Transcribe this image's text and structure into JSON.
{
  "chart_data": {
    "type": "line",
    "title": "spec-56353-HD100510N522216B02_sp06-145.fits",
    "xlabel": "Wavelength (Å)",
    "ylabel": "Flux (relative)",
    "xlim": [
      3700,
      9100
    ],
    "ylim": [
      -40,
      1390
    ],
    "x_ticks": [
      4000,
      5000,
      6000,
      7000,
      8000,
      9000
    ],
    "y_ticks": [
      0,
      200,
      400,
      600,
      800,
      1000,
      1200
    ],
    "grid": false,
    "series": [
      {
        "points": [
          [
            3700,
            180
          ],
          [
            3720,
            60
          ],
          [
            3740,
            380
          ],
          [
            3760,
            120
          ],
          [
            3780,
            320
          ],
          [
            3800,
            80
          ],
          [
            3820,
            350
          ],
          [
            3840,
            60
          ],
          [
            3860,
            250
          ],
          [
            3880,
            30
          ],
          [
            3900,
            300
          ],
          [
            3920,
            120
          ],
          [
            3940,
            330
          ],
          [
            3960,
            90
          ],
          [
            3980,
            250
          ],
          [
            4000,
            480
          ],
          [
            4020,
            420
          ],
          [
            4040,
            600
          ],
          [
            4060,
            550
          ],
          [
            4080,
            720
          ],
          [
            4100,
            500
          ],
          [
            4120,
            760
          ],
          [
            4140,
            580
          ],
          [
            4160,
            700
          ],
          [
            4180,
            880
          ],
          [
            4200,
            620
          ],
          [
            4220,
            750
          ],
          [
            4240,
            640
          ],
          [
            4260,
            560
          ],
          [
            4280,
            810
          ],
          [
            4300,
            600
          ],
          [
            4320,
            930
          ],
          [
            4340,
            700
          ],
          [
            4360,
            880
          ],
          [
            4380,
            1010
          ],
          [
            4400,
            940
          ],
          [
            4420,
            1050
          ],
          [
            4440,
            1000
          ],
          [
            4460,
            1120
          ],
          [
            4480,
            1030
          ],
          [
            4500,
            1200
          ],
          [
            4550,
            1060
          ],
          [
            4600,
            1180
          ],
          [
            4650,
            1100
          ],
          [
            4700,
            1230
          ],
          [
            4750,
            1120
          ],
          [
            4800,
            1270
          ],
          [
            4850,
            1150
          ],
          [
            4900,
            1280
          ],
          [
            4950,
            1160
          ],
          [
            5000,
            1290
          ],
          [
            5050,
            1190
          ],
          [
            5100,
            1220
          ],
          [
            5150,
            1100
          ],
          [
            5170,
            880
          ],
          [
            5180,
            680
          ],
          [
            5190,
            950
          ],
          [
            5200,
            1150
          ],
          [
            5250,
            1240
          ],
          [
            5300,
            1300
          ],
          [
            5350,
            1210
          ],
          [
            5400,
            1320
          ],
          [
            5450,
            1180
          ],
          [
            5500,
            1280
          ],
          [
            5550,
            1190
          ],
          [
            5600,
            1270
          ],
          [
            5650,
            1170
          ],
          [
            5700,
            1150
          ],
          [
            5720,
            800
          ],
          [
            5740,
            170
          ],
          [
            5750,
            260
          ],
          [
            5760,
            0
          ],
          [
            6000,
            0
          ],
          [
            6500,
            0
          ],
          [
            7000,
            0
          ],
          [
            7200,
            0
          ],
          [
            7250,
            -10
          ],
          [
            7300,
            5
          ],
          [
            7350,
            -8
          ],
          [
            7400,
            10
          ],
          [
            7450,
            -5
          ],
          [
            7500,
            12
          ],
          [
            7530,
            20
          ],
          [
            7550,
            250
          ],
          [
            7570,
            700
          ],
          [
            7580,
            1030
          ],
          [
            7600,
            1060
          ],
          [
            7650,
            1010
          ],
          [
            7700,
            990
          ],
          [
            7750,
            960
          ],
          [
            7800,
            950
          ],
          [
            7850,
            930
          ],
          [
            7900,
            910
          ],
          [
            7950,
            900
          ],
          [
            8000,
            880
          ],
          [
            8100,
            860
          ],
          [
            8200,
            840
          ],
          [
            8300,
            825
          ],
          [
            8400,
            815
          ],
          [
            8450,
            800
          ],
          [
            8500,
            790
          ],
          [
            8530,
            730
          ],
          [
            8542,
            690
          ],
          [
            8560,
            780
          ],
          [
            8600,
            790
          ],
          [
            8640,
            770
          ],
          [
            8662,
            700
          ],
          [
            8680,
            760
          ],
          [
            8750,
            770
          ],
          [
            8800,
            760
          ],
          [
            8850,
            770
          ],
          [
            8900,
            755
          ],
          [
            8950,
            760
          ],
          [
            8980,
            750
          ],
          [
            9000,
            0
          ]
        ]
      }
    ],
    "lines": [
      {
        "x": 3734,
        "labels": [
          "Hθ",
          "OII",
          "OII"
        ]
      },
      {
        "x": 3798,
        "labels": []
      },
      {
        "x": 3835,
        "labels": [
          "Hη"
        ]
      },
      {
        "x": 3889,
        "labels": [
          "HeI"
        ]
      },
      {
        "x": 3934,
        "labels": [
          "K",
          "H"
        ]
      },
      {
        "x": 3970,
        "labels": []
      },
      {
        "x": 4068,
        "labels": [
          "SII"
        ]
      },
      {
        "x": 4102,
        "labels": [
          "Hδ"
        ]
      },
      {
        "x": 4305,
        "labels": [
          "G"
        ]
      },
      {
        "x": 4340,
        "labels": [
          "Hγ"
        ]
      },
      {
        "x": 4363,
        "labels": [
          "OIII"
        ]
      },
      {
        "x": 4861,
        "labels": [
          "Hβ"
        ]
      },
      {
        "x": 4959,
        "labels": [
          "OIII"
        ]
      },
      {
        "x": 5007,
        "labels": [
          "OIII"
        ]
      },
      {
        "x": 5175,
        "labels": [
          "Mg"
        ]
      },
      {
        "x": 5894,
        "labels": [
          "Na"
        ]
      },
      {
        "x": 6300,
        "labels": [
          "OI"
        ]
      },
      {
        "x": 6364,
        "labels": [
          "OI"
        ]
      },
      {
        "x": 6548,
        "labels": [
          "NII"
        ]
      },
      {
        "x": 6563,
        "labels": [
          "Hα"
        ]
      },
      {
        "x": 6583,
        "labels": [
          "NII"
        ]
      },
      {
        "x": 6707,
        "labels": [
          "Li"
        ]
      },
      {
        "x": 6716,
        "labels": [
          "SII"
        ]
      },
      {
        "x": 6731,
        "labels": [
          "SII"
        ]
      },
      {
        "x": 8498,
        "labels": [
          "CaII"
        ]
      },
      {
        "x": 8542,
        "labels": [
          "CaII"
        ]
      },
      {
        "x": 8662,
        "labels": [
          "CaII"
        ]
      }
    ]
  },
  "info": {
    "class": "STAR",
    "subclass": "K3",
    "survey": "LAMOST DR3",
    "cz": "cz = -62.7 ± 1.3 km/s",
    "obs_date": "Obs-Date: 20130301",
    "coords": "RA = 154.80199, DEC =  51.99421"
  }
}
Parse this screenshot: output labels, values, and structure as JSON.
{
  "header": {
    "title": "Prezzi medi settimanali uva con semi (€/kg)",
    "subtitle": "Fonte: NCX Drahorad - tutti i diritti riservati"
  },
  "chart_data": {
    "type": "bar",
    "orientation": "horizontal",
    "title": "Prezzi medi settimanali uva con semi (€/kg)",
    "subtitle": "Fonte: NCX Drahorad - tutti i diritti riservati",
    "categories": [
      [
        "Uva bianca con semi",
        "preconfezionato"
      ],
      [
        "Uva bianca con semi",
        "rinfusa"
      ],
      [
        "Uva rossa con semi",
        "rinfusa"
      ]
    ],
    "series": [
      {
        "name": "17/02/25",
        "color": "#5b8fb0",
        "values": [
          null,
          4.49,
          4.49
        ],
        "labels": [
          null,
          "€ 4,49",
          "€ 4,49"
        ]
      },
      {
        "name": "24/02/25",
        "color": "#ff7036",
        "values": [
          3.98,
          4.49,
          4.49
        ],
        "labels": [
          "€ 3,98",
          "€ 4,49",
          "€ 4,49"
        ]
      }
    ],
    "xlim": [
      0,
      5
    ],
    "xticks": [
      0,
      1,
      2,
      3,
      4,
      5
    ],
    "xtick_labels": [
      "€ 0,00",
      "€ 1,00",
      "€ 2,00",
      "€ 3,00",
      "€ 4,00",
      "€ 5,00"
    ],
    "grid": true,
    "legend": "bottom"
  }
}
========================
Exercise: Identify which lines contain the word "Fonte" and copy each one.

The answer:
    "subtitle": "Fonte: NCX Drahorad - tutti i diritti riservati"
    "subtitle": "Fonte: NCX Drahorad - tutti i diritti riservati",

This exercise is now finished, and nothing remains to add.